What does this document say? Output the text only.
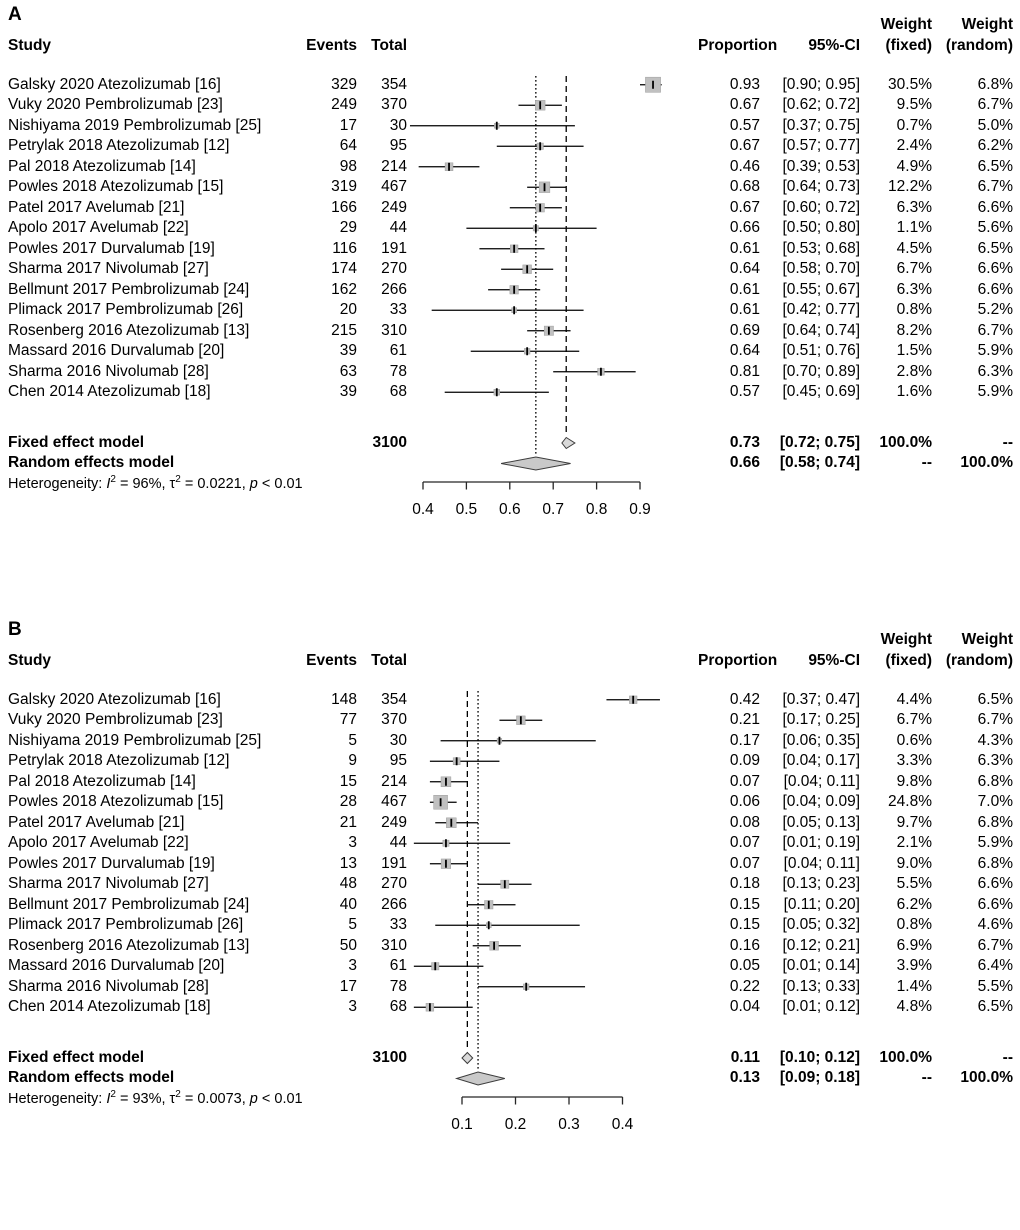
A	Weight	Weight
Study	Events Total	Proportion	95%-CI	(fixed) (random)
Galsky 2020 Atezolizumab [16]	329	354	0.93	[0.90; 0.95]	30.5%	6.8%
Vuky 2020 Pembrolizumab [23]	249	370	0.67	[0.62; 0.72]	9.5%	6.7%
Nishiyama 2019 Pembrolizumab [25]	17	30	0.57	[0.37; 0.75]	0.7%	5.0%
Petrylak 2018 Atezolizumab [12]	64	95	0.67	[0.57; 0.77]	2.4%	6.2%
Pal 2018 Atezolizumab [14]	98	214	0.46	[0.39; 0.53]	4.9%	6.5%
Powles 2018 Atezolizumab [15]	319	467	0.68	[0.64; 0.73]	12.2%	6.7%
Patel 2017 Avelumab [21]	166	249	0.67	[0.60; 0.72]	6.3%	6.6%
Apolo 2017 Avelumab [22]	29	44	0.66	[0.50; 0.80]	1.1%	5.6%
Powles 2017 Durvalumab [19]	116	191	0.61	[0.53; 0.68]	4.5%	6.5%
Sharma 2017 Nivolumab [27]	174	270	0.64	[0.58; 0.70]	6.7%	6.6%
Bellmunt 2017 Pembrolizumab [24]	162	266	0.61	[0.55; 0.67]	6.3%	6.6%
Plimack 2017 Pembrolizumab [26]	20	33	0.61	[0.42; 0.77]	0.8%	5.2%
Rosenberg 2016 Atezolizumab [13]	215	310	0.69	[0.64; 0.74]	8.2%	6.7%
Massard 2016 Durvalumab [20]	39	61	0.64	[0.51; 0.76]	1.5%	5.9%
Sharma 2016 Nivolumab [28]	63	78	0.81	[0.70; 0.89]	2.8%	6.3%
Chen 2014 Atezolizumab [18]	39	68	0.57	[0.45; 0.69]	1.6%	5.9%
Fixed effect model	3100	0.73	[0.72; 0.75]	100.0%	--
Random effects model	0.66	[0.58; 0.74]	--	100.0%
Heterogeneity: $I^2 = 96\%$, $\tau^2 = 0.0221$, p < 0.01
0.4 0.5 0.6 0.7 0.8 0.9
B	Weight	Weight
Study	Events Total	Proportion	95%-CI	(fixed) (random)
Galsky 2020 Atezolizumab [16]	148	354	0.42	[0.37; 0.47]	4.4%	6.5%
Vuky 2020 Pembrolizumab [23]	77	370	0.21	[0.17; 0.25]	6.7%	6.7%
Nishiyama 2019 Pembrolizumab [25]	5	30	0.17	[0.06; 0.35]	0.6%	4.3%
Petrylak 2018 Atezolizumab [12]	9	95	0.09	[0.04; 0.17]	3.3%	6.3%
Pal 2018 Atezolizumab [14]	15	214	0.07	[0.04; 0.11]	9.8%	6.8%
Powles 2018 Atezolizumab [15]	28	467	0.06	[0.04; 0.09]	24.8%	7.0%
Patel 2017 Avelumab [21]	21	249	0.08	[0.05; 0.13]	9.7%	6.8%
Apolo 2017 Avelumab [22]	3	44	0.07	[0.01; 0.19]	2.1%	5.9%
Powles 2017 Durvalumab [19]	13	191	0.07	[0.04; 0.11]	9.0%	6.8%
Sharma 2017 Nivolumab [27]	48	270	0.18	[0.13; 0.23]	5.5%	6.6%
Bellmunt 2017 Pembrolizumab [24]	40	266	0.15	[0.11; 0.20]	6.2%	6.6%
Plimack 2017 Pembrolizumab [26]	5	33	0.15	[0.05; 0.32]	0.8%	4.6%
Rosenberg 2016 Atezolizumab [13]	50	310	0.16	[0.12; 0.21]	6.9%	6.7%
Massard 2016 Durvalumab [20]	3	61	0.05	[0.01; 0.14]	3.9%	6.4%
Sharma 2016 Nivolumab [28]	17	78	0.22	[0.13; 0.33]	1.4%	5.5%
Chen 2014 Atezolizumab [18]	3	68	0.04	[0.01; 0.12]	4.8%	6.5%
Fixed effect model	3100	0.11	[0.10; 0.12]	100.0%	--
Random effects model	0.13	[0.09; 0.18]	--	100.0%
Heterogeneity: $I^2 = 93\%$, $\tau^2 = 0.0073$, p < 0.01
0.1 0.2 0.3 0.4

________

— STATED EXERCISE —
Transcribe every entry above exactly. Omit all pictures.

— FINAL RESULT —
What does this document say? Output the text only.
A	Weight	Weight
Study	Events Total	Proportion	95%-CI	(fixed) (random)
Galsky 2020 Atezolizumab [16]	329	354	0.93	[0.90; 0.95]	30.5%	6.8%
Vuky 2020 Pembrolizumab [23]	249	370	0.67	[0.62; 0.72]	9.5%	6.7%
Nishiyama 2019 Pembrolizumab [25]	17	30	0.57	[0.37; 0.75]	0.7%	5.0%
Petrylak 2018 Atezolizumab [12]	64	95	0.67	[0.57; 0.77]	2.4%	6.2%
Pal 2018 Atezolizumab [14]	98	214	0.46	[0.39; 0.53]	4.9%	6.5%
Powles 2018 Atezolizumab [15]	319	467	0.68	[0.64; 0.73]	12.2%	6.7%
Patel 2017 Avelumab [21]	166	249	0.67	[0.60; 0.72]	6.3%	6.6%
Apolo 2017 Avelumab [22]	29	44	0.66	[0.50; 0.80]	1.1%	5.6%
Powles 2017 Durvalumab [19]	116	191	0.61	[0.53; 0.68]	4.5%	6.5%
Sharma 2017 Nivolumab [27]	174	270	0.64	[0.58; 0.70]	6.7%	6.6%
Bellmunt 2017 Pembrolizumab [24]	162	266	0.61	[0.55; 0.67]	6.3%	6.6%
Plimack 2017 Pembrolizumab [26]	20	33	0.61	[0.42; 0.77]	0.8%	5.2%
Rosenberg 2016 Atezolizumab [13]	215	310	0.69	[0.64; 0.74]	8.2%	6.7%
Massard 2016 Durvalumab [20]	39	61	0.64	[0.51; 0.76]	1.5%	5.9%
Sharma 2016 Nivolumab [28]	63	78	0.81	[0.70; 0.89]	2.8%	6.3%
Chen 2014 Atezolizumab [18]	39	68	0.57	[0.45; 0.69]	1.6%	5.9%
Fixed effect model	3100	0.73	[0.72; 0.75]	100.0%	--
Random effects model	0.66	[0.58; 0.74]	--	100.0%
Heterogeneity: $I^2 = 96\%$, $\tau^2 = 0.0221$, p < 0.01
0.4 0.5 0.6 0.7 0.8 0.9
B	Weight	Weight
Study	Events Total	Proportion	95%-CI	(fixed) (random)
Galsky 2020 Atezolizumab [16]	148	354	0.42	[0.37; 0.47]	4.4%	6.5%
Vuky 2020 Pembrolizumab [23]	77	370	0.21	[0.17; 0.25]	6.7%	6.7%
Nishiyama 2019 Pembrolizumab [25]	5	30	0.17	[0.06; 0.35]	0.6%	4.3%
Petrylak 2018 Atezolizumab [12]	9	95	0.09	[0.04; 0.17]	3.3%	6.3%
Pal 2018 Atezolizumab [14]	15	214	0.07	[0.04; 0.11]	9.8%	6.8%
Powles 2018 Atezolizumab [15]	28	467	0.06	[0.04; 0.09]	24.8%	7.0%
Patel 2017 Avelumab [21]	21	249	0.08	[0.05; 0.13]	9.7%	6.8%
Apolo 2017 Avelumab [22]	3	44	0.07	[0.01; 0.19]	2.1%	5.9%
Powles 2017 Durvalumab [19]	13	191	0.07	[0.04; 0.11]	9.0%	6.8%
Sharma 2017 Nivolumab [27]	48	270	0.18	[0.13; 0.23]	5.5%	6.6%
Bellmunt 2017 Pembrolizumab [24]	40	266	0.15	[0.11; 0.20]	6.2%	6.6%
Plimack 2017 Pembrolizumab [26]	5	33	0.15	[0.05; 0.32]	0.8%	4.6%
Rosenberg 2016 Atezolizumab [13]	50	310	0.16	[0.12; 0.21]	6.9%	6.7%
Massard 2016 Durvalumab [20]	3	61	0.05	[0.01; 0.14]	3.9%	6.4%
Sharma 2016 Nivolumab [28]	17	78	0.22	[0.13; 0.33]	1.4%	5.5%
Chen 2014 Atezolizumab [18]	3	68	0.04	[0.01; 0.12]	4.8%	6.5%
Fixed effect model	3100	0.11	[0.10; 0.12]	100.0%	--
Random effects model	0.13	[0.09; 0.18]	--	100.0%
Heterogeneity: $I^2 = 93\%$, $\tau^2 = 0.0073$, p < 0.01
0.1 0.2 0.3 0.4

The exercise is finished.